- [SET PROBLEM]: Restate the whole listing exactly.

[Figure contents as structured data]

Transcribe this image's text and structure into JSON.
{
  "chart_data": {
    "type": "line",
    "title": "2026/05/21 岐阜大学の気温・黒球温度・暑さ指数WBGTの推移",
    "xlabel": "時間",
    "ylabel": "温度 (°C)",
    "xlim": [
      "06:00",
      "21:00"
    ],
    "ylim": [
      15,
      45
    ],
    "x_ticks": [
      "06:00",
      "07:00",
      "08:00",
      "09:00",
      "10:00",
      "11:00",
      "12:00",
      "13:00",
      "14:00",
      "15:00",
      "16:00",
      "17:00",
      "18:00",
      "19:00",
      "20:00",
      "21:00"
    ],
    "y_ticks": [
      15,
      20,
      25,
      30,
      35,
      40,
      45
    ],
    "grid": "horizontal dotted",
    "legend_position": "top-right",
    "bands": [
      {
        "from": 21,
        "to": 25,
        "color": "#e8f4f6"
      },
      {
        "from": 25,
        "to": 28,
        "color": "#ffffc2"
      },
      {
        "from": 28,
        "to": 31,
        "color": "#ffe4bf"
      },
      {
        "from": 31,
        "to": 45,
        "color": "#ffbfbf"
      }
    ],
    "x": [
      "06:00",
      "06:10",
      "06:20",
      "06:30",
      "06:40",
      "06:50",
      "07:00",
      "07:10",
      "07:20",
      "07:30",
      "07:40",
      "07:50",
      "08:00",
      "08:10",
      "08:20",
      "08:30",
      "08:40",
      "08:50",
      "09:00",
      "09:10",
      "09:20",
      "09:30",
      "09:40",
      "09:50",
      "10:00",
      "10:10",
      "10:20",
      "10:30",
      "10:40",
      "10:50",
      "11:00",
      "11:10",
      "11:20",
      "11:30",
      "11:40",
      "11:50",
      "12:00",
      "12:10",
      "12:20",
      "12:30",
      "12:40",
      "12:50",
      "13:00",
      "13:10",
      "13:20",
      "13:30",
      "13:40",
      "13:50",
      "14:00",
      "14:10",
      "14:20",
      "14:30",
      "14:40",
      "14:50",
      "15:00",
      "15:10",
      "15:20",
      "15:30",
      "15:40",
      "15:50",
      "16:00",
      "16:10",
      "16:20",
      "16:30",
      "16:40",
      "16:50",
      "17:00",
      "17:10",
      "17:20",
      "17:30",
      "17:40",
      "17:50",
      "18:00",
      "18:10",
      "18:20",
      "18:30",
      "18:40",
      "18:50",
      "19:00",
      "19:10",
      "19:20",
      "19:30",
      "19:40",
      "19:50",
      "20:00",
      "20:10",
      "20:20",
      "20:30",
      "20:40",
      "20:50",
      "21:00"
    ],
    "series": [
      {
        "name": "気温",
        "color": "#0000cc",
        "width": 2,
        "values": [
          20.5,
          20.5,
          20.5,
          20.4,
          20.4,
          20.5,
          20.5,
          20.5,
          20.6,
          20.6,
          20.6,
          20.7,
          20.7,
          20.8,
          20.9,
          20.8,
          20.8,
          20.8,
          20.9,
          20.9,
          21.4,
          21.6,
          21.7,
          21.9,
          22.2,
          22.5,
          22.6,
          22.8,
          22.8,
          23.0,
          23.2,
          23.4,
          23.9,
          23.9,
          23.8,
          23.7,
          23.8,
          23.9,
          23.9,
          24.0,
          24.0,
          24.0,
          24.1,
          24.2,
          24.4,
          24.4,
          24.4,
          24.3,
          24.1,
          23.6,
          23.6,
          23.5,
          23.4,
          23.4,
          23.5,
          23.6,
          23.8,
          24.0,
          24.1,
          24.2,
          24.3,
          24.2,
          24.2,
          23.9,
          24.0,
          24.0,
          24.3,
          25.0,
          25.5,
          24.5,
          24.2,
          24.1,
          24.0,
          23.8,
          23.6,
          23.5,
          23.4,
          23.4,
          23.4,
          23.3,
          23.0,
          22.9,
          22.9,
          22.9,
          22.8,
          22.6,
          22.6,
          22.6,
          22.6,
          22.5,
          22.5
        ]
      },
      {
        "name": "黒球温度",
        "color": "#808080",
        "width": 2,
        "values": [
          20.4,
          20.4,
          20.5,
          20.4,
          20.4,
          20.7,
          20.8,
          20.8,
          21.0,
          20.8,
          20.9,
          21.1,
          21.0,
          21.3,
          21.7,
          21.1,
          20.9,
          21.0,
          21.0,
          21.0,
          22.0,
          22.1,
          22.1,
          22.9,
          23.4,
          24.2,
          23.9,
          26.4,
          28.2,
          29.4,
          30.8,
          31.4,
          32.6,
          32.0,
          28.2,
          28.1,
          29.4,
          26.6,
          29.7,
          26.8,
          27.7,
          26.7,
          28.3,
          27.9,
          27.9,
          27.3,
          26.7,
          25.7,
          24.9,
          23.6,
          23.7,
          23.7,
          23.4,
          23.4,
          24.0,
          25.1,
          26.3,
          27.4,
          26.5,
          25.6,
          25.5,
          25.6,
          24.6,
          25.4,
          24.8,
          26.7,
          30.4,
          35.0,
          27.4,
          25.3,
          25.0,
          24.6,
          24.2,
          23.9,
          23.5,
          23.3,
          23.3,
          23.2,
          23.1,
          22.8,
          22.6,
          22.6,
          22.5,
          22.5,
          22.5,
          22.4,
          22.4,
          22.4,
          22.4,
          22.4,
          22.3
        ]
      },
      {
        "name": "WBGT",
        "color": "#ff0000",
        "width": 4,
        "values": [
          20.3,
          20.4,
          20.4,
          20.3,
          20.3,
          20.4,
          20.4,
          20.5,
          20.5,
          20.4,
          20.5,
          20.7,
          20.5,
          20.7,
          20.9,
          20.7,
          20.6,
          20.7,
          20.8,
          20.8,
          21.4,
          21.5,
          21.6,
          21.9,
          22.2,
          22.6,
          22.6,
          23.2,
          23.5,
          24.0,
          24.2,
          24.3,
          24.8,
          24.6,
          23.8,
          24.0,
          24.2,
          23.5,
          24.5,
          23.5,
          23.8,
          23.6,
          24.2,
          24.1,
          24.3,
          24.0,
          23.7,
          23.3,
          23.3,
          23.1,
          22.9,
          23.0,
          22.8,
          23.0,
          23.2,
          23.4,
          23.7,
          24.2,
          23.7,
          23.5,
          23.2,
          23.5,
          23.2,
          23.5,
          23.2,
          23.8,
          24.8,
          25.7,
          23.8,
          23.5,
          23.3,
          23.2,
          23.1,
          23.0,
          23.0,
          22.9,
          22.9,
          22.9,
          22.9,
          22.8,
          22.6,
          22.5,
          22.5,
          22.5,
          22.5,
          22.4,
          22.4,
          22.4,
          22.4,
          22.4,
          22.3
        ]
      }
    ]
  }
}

- [SOLUTION]:
Transcribe this image's text and structure into JSON.
{
  "chart_data": {
    "type": "line",
    "title": "2026/05/21 岐阜大学の気温・黒球温度・暑さ指数WBGTの推移",
    "xlabel": "時間",
    "ylabel": "温度 (°C)",
    "xlim": [
      "06:00",
      "21:00"
    ],
    "ylim": [
      15,
      45
    ],
    "x_ticks": [
      "06:00",
      "07:00",
      "08:00",
      "09:00",
      "10:00",
      "11:00",
      "12:00",
      "13:00",
      "14:00",
      "15:00",
      "16:00",
      "17:00",
      "18:00",
      "19:00",
      "20:00",
      "21:00"
    ],
    "y_ticks": [
      15,
      20,
      25,
      30,
      35,
      40,
      45
    ],
    "grid": "horizontal dotted",
    "legend_position": "top-right",
    "bands": [
      {
        "from": 21,
        "to": 25,
        "color": "#e8f4f6"
      },
      {
        "from": 25,
        "to": 28,
        "color": "#ffffc2"
      },
      {
        "from": 28,
        "to": 31,
        "color": "#ffe4bf"
      },
      {
        "from": 31,
        "to": 45,
        "color": "#ffbfbf"
      }
    ],
    "x": [
      "06:00",
      "06:10",
      "06:20",
      "06:30",
      "06:40",
      "06:50",
      "07:00",
      "07:10",
      "07:20",
      "07:30",
      "07:40",
      "07:50",
      "08:00",
      "08:10",
      "08:20",
      "08:30",
      "08:40",
      "08:50",
      "09:00",
      "09:10",
      "09:20",
      "09:30",
      "09:40",
      "09:50",
      "10:00",
      "10:10",
      "10:20",
      "10:30",
      "10:40",
      "10:50",
      "11:00",
      "11:10",
      "11:20",
      "11:30",
      "11:40",
      "11:50",
      "12:00",
      "12:10",
      "12:20",
      "12:30",
      "12:40",
      "12:50",
      "13:00",
      "13:10",
      "13:20",
      "13:30",
      "13:40",
      "13:50",
      "14:00",
      "14:10",
      "14:20",
      "14:30",
      "14:40",
      "14:50",
      "15:00",
      "15:10",
      "15:20",
      "15:30",
      "15:40",
      "15:50",
      "16:00",
      "16:10",
      "16:20",
      "16:30",
      "16:40",
      "16:50",
      "17:00",
      "17:10",
      "17:20",
      "17:30",
      "17:40",
      "17:50",
      "18:00",
      "18:10",
      "18:20",
      "18:30",
      "18:40",
      "18:50",
      "19:00",
      "19:10",
      "19:20",
      "19:30",
      "19:40",
      "19:50",
      "20:00",
      "20:10",
      "20:20",
      "20:30",
      "20:40",
      "20:50",
      "21:00"
    ],
    "series": [
      {
        "name": "気温",
        "color": "#0000cc",
        "width": 2,
        "values": [
          20.5,
          20.5,
          20.5,
          20.4,
          20.4,
          20.5,
          20.5,
          20.5,
          20.6,
          20.6,
          20.6,
          20.7,
          20.7,
          20.8,
          20.9,
          20.8,
          20.8,
          20.8,
          20.9,
          20.9,
          21.4,
          21.6,
          21.7,
          21.9,
          22.2,
          22.5,
          22.6,
          22.8,
          22.8,
          23.0,
          23.2,
          23.4,
          23.9,
          23.9,
          23.8,
          23.7,
          23.8,
          23.9,
          23.9,
          24.0,
          24.0,
          24.0,
          24.1,
          24.2,
          24.4,
          24.4,
          24.4,
          24.3,
          24.1,
          23.6,
          23.6,
          23.5,
          23.4,
          23.4,
          23.5,
          23.6,
          23.8,
          24.0,
          24.1,
          24.2,
          24.3,
          24.2,
          24.2,
          23.9,
          24.0,
          24.0,
          24.3,
          25.0,
          25.5,
          24.5,
          24.2,
          24.1,
          24.0,
          23.8,
          23.6,
          23.5,
          23.4,
          23.4,
          23.4,
          23.3,
          23.0,
          22.9,
          22.9,
          22.9,
          22.8,
          22.6,
          22.6,
          22.6,
          22.6,
          22.5,
          22.5
        ]
      },
      {
        "name": "黒球温度",
        "color": "#808080",
        "width": 2,
        "values": [
          20.4,
          20.4,
          20.5,
          20.4,
          20.4,
          20.7,
          20.8,
          20.8,
          21.0,
          20.8,
          20.9,
          21.1,
          21.0,
          21.3,
          21.7,
          21.1,
          20.9,
          21.0,
          21.0,
          21.0,
          22.0,
          22.1,
          22.1,
          22.9,
          23.4,
          24.2,
          23.9,
          26.4,
          28.2,
          29.4,
          30.8,
          31.4,
          32.6,
          32.0,
          28.2,
          28.1,
          29.4,
          26.6,
          29.7,
          26.8,
          27.7,
          26.7,
          28.3,
          27.9,
          27.9,
          27.3,
          26.7,
          25.7,
          24.9,
          23.6,
          23.7,
          23.7,
          23.4,
          23.4,
          24.0,
          25.1,
          26.3,
          27.4,
          26.5,
          25.6,
          25.5,
          25.6,
          24.6,
          25.4,
          24.8,
          26.7,
          30.4,
          35.0,
          27.4,
          25.3,
          25.0,
          24.6,
          24.2,
          23.9,
          23.5,
          23.3,
          23.3,
          23.2,
          23.1,
          22.8,
          22.6,
          22.6,
          22.5,
          22.5,
          22.5,
          22.4,
          22.4,
          22.4,
          22.4,
          22.4,
          22.3
        ]
      },
      {
        "name": "WBGT",
        "color": "#ff0000",
        "width": 4,
        "values": [
          20.3,
          20.4,
          20.4,
          20.3,
          20.3,
          20.4,
          20.4,
          20.5,
          20.5,
          20.4,
          20.5,
          20.7,
          20.5,
          20.7,
          20.9,
          20.7,
          20.6,
          20.7,
          20.8,
          20.8,
          21.4,
          21.5,
          21.6,
          21.9,
          22.2,
          22.6,
          22.6,
          23.2,
          23.5,
          24.0,
          24.2,
          24.3,
          24.8,
          24.6,
          23.8,
          24.0,
          24.2,
          23.5,
          24.5,
          23.5,
          23.8,
          23.6,
          24.2,
          24.1,
          24.3,
          24.0,
          23.7,
          23.3,
          23.3,
          23.1,
          22.9,
          23.0,
          22.8,
          23.0,
          23.2,
          23.4,
          23.7,
          24.2,
          23.7,
          23.5,
          23.2,
          23.5,
          23.2,
          23.5,
          23.2,
          23.8,
          24.8,
          25.7,
          23.8,
          23.5,
          23.3,
          23.2,
          23.1,
          23.0,
          23.0,
          22.9,
          22.9,
          22.9,
          22.9,
          22.8,
          22.6,
          22.5,
          22.5,
          22.5,
          22.5,
          22.4,
          22.4,
          22.4,
          22.4,
          22.4,
          22.3
        ]
      }
    ]
  }
}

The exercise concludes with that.